#### Required task
Restate, word for word, every line of the data.

***

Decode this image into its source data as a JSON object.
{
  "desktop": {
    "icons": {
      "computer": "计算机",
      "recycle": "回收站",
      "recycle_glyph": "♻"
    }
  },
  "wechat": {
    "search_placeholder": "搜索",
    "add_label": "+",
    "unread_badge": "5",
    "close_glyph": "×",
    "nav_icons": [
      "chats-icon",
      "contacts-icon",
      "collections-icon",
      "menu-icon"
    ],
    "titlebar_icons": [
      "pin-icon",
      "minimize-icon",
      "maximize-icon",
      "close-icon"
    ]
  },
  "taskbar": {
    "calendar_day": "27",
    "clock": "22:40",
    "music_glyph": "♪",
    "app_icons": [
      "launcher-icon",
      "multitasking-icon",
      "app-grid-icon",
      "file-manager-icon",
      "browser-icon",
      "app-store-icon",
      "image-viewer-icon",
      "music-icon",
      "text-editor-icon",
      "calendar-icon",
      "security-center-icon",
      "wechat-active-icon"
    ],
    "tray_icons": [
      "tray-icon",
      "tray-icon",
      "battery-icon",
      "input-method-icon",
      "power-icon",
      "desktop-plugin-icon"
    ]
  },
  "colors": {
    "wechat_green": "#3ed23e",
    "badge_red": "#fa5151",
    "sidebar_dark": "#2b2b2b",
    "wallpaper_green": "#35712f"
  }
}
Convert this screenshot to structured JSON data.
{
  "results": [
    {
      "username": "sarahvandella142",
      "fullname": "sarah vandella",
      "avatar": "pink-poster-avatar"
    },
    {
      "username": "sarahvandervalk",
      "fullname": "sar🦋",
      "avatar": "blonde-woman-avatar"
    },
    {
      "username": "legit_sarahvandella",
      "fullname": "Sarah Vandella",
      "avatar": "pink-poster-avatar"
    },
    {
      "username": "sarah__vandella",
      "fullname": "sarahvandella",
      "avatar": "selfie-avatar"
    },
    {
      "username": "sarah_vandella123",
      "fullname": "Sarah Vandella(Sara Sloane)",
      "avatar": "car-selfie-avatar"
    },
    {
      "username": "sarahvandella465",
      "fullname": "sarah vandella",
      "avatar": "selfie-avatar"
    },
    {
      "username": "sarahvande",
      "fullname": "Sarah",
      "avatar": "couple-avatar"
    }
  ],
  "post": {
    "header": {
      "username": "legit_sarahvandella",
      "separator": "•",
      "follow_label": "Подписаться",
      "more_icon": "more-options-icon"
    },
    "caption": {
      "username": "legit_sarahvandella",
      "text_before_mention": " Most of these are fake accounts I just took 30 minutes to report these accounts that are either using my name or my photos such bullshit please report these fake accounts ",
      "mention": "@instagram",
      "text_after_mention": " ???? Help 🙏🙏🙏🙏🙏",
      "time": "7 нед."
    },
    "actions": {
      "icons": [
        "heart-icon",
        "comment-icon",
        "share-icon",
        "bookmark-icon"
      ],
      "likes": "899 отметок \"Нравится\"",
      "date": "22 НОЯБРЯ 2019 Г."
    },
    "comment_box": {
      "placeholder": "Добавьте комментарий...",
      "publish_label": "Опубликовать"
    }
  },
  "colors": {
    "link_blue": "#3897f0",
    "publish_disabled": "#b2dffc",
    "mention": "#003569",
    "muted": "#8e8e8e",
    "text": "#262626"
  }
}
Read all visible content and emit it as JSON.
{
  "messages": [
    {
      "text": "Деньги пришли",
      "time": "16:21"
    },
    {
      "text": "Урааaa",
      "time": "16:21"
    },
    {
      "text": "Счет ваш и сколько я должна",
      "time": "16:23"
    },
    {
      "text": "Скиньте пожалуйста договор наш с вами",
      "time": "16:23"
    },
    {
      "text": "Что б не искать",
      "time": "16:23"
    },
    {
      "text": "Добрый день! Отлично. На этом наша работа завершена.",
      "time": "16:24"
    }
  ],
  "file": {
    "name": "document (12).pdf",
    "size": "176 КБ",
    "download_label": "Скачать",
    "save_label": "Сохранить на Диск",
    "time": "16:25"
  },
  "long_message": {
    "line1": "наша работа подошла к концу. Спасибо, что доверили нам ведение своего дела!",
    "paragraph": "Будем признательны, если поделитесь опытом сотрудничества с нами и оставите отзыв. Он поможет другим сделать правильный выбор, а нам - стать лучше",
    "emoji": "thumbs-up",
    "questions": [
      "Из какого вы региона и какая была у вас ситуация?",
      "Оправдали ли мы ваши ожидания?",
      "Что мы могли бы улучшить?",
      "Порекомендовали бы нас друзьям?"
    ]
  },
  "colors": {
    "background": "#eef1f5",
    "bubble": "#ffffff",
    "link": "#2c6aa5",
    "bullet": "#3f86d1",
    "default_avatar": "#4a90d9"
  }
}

***

#### Solved problem
Decode this image into its source data as a JSON object.
{
  "desktop": {
    "icons": {
      "computer": "计算机",
      "recycle": "回收站",
      "recycle_glyph": "♻"
    }
  },
  "wechat": {
    "search_placeholder": "搜索",
    "add_label": "+",
    "unread_badge": "5",
    "close_glyph": "×",
    "nav_icons": [
      "chats-icon",
      "contacts-icon",
      "collections-icon",
      "menu-icon"
    ],
    "titlebar_icons": [
      "pin-icon",
      "minimize-icon",
      "maximize-icon",
      "close-icon"
    ]
  },
  "taskbar": {
    "calendar_day": "27",
    "clock": "22:40",
    "music_glyph": "♪",
    "app_icons": [
      "launcher-icon",
      "multitasking-icon",
      "app-grid-icon",
      "file-manager-icon",
      "browser-icon",
      "app-store-icon",
      "image-viewer-icon",
      "music-icon",
      "text-editor-icon",
      "calendar-icon",
      "security-center-icon",
      "wechat-active-icon"
    ],
    "tray_icons": [
      "tray-icon",
      "tray-icon",
      "battery-icon",
      "input-method-icon",
      "power-icon",
      "desktop-plugin-icon"
    ]
  },
  "colors": {
    "wechat_green": "#3ed23e",
    "badge_red": "#fa5151",
    "sidebar_dark": "#2b2b2b",
    "wallpaper_green": "#35712f"
  }
}
Convert this screenshot to structured JSON data.
{
  "results": [
    {
      "username": "sarahvandella142",
      "fullname": "sarah vandella",
      "avatar": "pink-poster-avatar"
    },
    {
      "username": "sarahvandervalk",
      "fullname": "sar🦋",
      "avatar": "blonde-woman-avatar"
    },
    {
      "username": "legit_sarahvandella",
      "fullname": "Sarah Vandella",
      "avatar": "pink-poster-avatar"
    },
    {
      "username": "sarah__vandella",
      "fullname": "sarahvandella",
      "avatar": "selfie-avatar"
    },
    {
      "username": "sarah_vandella123",
      "fullname": "Sarah Vandella(Sara Sloane)",
      "avatar": "car-selfie-avatar"
    },
    {
      "username": "sarahvandella465",
      "fullname": "sarah vandella",
      "avatar": "selfie-avatar"
    },
    {
      "username": "sarahvande",
      "fullname": "Sarah",
      "avatar": "couple-avatar"
    }
  ],
  "post": {
    "header": {
      "username": "legit_sarahvandella",
      "separator": "•",
      "follow_label": "Подписаться",
      "more_icon": "more-options-icon"
    },
    "caption": {
      "username": "legit_sarahvandella",
      "text_before_mention": " Most of these are fake accounts I just took 30 minutes to report these accounts that are either using my name or my photos such bullshit please report these fake accounts ",
      "mention": "@instagram",
      "text_after_mention": " ???? Help 🙏🙏🙏🙏🙏",
      "time": "7 нед."
    },
    "actions": {
      "icons": [
        "heart-icon",
        "comment-icon",
        "share-icon",
        "bookmark-icon"
      ],
      "likes": "899 отметок \"Нравится\"",
      "date": "22 НОЯБРЯ 2019 Г."
    },
    "comment_box": {
      "placeholder": "Добавьте комментарий...",
      "publish_label": "Опубликовать"
    }
  },
  "colors": {
    "link_blue": "#3897f0",
    "publish_disabled": "#b2dffc",
    "mention": "#003569",
    "muted": "#8e8e8e",
    "text": "#262626"
  }
}
Read all visible content and emit it as JSON.
{
  "messages": [
    {
      "text": "Деньги пришли",
      "time": "16:21"
    },
    {
      "text": "Урааaa",
      "time": "16:21"
    },
    {
      "text": "Счет ваш и сколько я должна",
      "time": "16:23"
    },
    {
      "text": "Скиньте пожалуйста договор наш с вами",
      "time": "16:23"
    },
    {
      "text": "Что б не искать",
      "time": "16:23"
    },
    {
      "text": "Добрый день! Отлично. На этом наша работа завершена.",
      "time": "16:24"
    }
  ],
  "file": {
    "name": "document (12).pdf",
    "size": "176 КБ",
    "download_label": "Скачать",
    "save_label": "Сохранить на Диск",
    "time": "16:25"
  },
  "long_message": {
    "line1": "наша работа подошла к концу. Спасибо, что доверили нам ведение своего дела!",
    "paragraph": "Будем признательны, если поделитесь опытом сотрудничества с нами и оставите отзыв. Он поможет другим сделать правильный выбор, а нам - стать лучше",
    "emoji": "thumbs-up",
    "questions": [
      "Из какого вы региона и какая была у вас ситуация?",
      "Оправдали ли мы ваши ожидания?",
      "Что мы могли бы улучшить?",
      "Порекомендовали бы нас друзьям?"
    ]
  },
  "colors": {
    "background": "#eef1f5",
    "bubble": "#ffffff",
    "link": "#2c6aa5",
    "bullet": "#3f86d1",
    "default_avatar": "#4a90d9"
  }
}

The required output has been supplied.